··· Texto de leitura ···

Uzbequistão: EUA e Europa fecham os olhos para denúncias de tortura
Ativistas protestaram contra a tortura no Uzbequistão e para a libertação de Dilorom Abdukadirova, em Berlim. | ©Amnesty International / Henning Schacht
O fato de EUA, Alemanha e outros países da Europa continuarem fechando os olhos para o uso endêmico de tortura no Uzbequistão assegura que essas terríveis violações vão seguir ocorrendo, declarou a Anistia Internacional em um novo relatório publicado hoje.
O relatório Secrets and Lies: Forced confessions under torture in Uzbekistan (Segredos e mentira: confissões obtidas através de tortura no Uzbequistão) revela como a tortura desenfreada e outros maus-tratos desempenham um papel central no sistema de justiça do país e como funciona a repressão do governo a qualquer grupo percebido como uma ameaça à segurança nacional . O documento também relata que a polícia e as forças de segurança frequentemente se utilizam da tortura para conseguir confissões, intimidar famílias inteiras e extorquir cidadãos.
“É um segredo conhecido de todos que, no Uzbequistão, se alguém tiver problemas com as autoridades poderá ser detido e torturado. Ninguém escapa às garras do Estado,” declarou John Dalhuisen, diretor para Europa e Ásia Central da Anistia Internacional, no lançamento do relatório em Berlim.
“O que é vergonhoso é que muitos governos, inclusive dos EUA, estão fechando os olhos à terrível prática da tortura, aparentemente por medo de se indispor com um aliado na ‘Guerra ao terror’. Outros governos, como a Alemanha, parecem estar mais preocupados com suas oportunidades comerciais no país.”

··· Registros extraídos ···

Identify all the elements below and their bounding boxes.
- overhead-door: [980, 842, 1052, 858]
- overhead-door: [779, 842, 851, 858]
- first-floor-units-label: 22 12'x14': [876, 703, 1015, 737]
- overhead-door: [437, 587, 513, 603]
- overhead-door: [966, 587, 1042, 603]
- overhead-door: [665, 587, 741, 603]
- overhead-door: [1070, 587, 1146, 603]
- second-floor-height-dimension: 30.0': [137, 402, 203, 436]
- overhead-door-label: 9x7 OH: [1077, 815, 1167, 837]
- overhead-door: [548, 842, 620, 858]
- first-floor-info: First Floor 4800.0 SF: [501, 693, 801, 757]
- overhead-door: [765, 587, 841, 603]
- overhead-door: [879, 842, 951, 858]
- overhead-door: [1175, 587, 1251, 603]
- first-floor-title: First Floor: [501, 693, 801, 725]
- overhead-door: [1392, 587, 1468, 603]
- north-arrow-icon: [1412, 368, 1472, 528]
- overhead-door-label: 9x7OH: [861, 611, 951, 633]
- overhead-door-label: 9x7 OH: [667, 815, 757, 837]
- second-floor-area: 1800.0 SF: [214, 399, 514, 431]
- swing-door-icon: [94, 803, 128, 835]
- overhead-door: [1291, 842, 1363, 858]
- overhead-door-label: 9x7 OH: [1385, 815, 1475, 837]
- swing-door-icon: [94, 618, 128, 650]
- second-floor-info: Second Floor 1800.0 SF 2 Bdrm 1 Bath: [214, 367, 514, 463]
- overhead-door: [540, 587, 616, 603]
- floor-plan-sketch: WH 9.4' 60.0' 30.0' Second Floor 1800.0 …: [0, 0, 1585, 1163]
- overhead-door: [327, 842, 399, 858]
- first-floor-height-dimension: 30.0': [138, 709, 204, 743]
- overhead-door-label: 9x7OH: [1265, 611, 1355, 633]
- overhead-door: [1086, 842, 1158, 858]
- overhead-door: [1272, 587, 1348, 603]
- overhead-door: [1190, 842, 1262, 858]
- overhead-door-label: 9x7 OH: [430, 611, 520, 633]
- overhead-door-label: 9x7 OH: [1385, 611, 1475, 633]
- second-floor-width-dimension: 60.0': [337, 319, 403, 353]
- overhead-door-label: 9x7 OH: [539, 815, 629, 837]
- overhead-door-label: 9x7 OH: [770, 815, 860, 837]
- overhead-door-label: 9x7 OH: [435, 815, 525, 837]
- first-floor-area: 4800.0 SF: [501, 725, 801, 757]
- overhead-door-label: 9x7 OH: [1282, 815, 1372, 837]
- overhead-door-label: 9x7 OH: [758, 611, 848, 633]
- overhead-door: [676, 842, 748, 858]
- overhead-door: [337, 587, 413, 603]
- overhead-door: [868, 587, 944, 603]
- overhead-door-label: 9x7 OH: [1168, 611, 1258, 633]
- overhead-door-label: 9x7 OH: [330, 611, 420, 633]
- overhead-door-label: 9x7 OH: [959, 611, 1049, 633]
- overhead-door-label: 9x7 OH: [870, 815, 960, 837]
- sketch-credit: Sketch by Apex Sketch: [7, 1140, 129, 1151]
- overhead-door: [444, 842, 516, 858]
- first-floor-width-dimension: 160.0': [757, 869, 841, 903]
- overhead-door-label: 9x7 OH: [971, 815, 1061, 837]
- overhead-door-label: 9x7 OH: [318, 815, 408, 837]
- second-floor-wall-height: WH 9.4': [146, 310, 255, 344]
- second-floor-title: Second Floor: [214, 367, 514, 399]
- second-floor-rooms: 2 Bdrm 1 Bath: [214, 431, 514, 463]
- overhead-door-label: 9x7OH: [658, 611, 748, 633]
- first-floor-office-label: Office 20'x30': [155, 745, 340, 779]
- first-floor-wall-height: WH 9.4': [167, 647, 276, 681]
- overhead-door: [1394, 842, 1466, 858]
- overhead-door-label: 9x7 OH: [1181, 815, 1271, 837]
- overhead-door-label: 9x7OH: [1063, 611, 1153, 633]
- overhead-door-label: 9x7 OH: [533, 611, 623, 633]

···

[Enunciado]:
Responda às perguntas abaixo sobre o texto de leitura acerca da tortura no Uzbequistão:
(a) Segundo o relatório, para que a polícia e as forças de segurança frequentemente usam a tortura?
(b) Em que cidade o relatório foi lançado?
(c) Com o que governos como o da Alemanha parecem estar mais preocupados?

[Resposta do exercício]:
(a) Para conseguir confissões, intimidar famílias inteiras e extorquir cidadãos.
(b) Em Berlim.
(c) Com suas oportunidades comerciais no país.